** BEGIN Data shown **
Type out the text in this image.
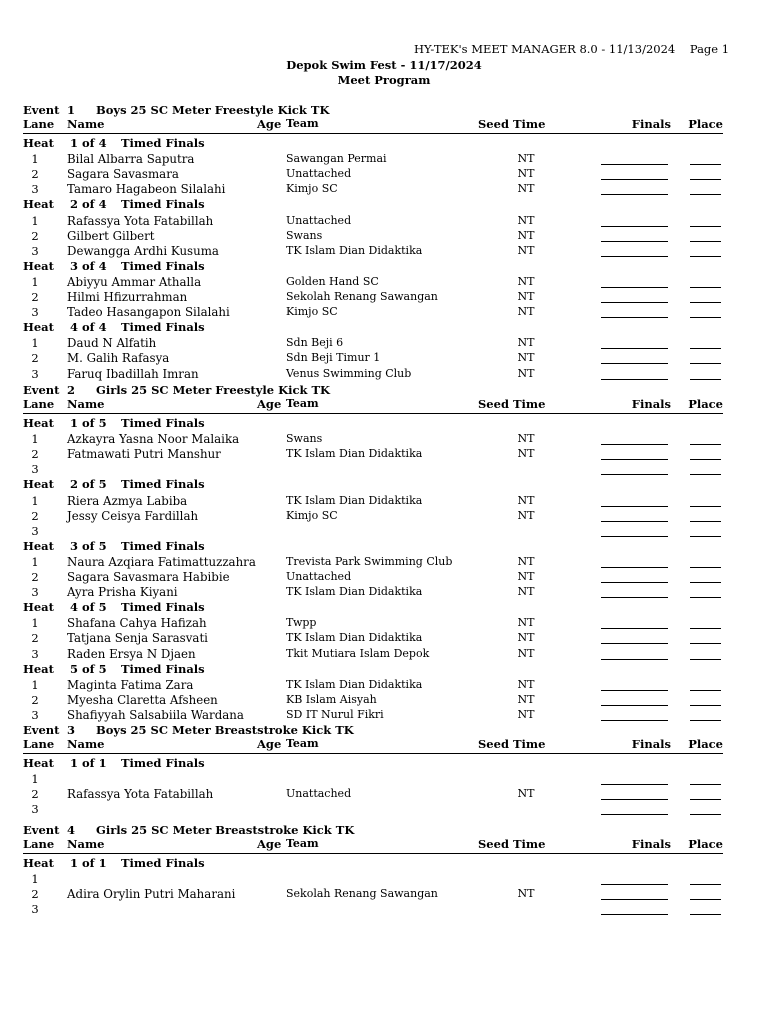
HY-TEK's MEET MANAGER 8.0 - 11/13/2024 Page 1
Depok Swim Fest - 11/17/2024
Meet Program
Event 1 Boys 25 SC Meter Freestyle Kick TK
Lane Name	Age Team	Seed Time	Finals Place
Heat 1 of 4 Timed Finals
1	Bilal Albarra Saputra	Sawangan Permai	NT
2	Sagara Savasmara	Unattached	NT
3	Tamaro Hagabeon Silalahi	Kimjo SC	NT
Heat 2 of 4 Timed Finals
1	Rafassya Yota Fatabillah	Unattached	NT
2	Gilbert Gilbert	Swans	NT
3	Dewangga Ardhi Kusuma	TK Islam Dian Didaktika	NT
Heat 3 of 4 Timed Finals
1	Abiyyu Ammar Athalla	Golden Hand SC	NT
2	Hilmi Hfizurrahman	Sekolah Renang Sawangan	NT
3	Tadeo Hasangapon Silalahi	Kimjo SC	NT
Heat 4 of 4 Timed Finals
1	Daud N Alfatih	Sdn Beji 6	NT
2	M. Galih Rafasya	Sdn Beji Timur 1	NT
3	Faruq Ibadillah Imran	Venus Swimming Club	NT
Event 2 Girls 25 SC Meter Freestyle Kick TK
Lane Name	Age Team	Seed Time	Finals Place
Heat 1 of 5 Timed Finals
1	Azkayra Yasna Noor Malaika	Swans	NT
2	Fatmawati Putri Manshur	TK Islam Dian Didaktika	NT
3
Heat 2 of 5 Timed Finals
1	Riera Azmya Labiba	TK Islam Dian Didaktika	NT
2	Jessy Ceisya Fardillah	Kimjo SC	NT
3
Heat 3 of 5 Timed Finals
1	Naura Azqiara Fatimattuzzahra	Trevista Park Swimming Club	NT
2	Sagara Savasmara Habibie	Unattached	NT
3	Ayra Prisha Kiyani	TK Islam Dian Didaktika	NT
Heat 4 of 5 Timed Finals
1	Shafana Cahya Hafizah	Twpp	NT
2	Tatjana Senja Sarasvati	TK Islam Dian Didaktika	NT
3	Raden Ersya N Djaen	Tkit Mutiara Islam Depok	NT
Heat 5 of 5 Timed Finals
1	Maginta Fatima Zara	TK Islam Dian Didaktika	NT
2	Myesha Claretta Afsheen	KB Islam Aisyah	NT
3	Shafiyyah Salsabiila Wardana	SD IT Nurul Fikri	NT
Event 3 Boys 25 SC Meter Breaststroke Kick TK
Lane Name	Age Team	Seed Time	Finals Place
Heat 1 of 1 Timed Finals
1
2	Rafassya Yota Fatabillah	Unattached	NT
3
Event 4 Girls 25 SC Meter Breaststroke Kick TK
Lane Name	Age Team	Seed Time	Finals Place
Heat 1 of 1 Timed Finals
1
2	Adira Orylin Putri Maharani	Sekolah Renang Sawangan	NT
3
** END Data shown **
What this task involves: The records above must be echoed exactly, minus their pictures.

Full solution:
Type out the text in this image.
HY-TEK's MEET MANAGER 8.0 - 11/13/2024 Page 1
Depok Swim Fest - 11/17/2024
Meet Program
Event 1 Boys 25 SC Meter Freestyle Kick TK
Lane Name	Age Team	Seed Time	Finals Place
Heat 1 of 4 Timed Finals
1	Bilal Albarra Saputra	Sawangan Permai	NT
2	Sagara Savasmara	Unattached	NT
3	Tamaro Hagabeon Silalahi	Kimjo SC	NT
Heat 2 of 4 Timed Finals
1	Rafassya Yota Fatabillah	Unattached	NT
2	Gilbert Gilbert	Swans	NT
3	Dewangga Ardhi Kusuma	TK Islam Dian Didaktika	NT
Heat 3 of 4 Timed Finals
1	Abiyyu Ammar Athalla	Golden Hand SC	NT
2	Hilmi Hfizurrahman	Sekolah Renang Sawangan	NT
3	Tadeo Hasangapon Silalahi	Kimjo SC	NT
Heat 4 of 4 Timed Finals
1	Daud N Alfatih	Sdn Beji 6	NT
2	M. Galih Rafasya	Sdn Beji Timur 1	NT
3	Faruq Ibadillah Imran	Venus Swimming Club	NT
Event 2 Girls 25 SC Meter Freestyle Kick TK
Lane Name	Age Team	Seed Time	Finals Place
Heat 1 of 5 Timed Finals
1	Azkayra Yasna Noor Malaika	Swans	NT
2	Fatmawati Putri Manshur	TK Islam Dian Didaktika	NT
3
Heat 2 of 5 Timed Finals
1	Riera Azmya Labiba	TK Islam Dian Didaktika	NT
2	Jessy Ceisya Fardillah	Kimjo SC	NT
3
Heat 3 of 5 Timed Finals
1	Naura Azqiara Fatimattuzzahra	Trevista Park Swimming Club	NT
2	Sagara Savasmara Habibie	Unattached	NT
3	Ayra Prisha Kiyani	TK Islam Dian Didaktika	NT
Heat 4 of 5 Timed Finals
1	Shafana Cahya Hafizah	Twpp	NT
2	Tatjana Senja Sarasvati	TK Islam Dian Didaktika	NT
3	Raden Ersya N Djaen	Tkit Mutiara Islam Depok	NT
Heat 5 of 5 Timed Finals
1	Maginta Fatima Zara	TK Islam Dian Didaktika	NT
2	Myesha Claretta Afsheen	KB Islam Aisyah	NT
3	Shafiyyah Salsabiila Wardana	SD IT Nurul Fikri	NT
Event 3 Boys 25 SC Meter Breaststroke Kick TK
Lane Name	Age Team	Seed Time	Finals Place
Heat 1 of 1 Timed Finals
1
2	Rafassya Yota Fatabillah	Unattached	NT
3
Event 4 Girls 25 SC Meter Breaststroke Kick TK
Lane Name	Age Team	Seed Time	Finals Place
Heat 1 of 1 Timed Finals
1
2	Adira Orylin Putri Maharani	Sekolah Renang Sawangan	NT
3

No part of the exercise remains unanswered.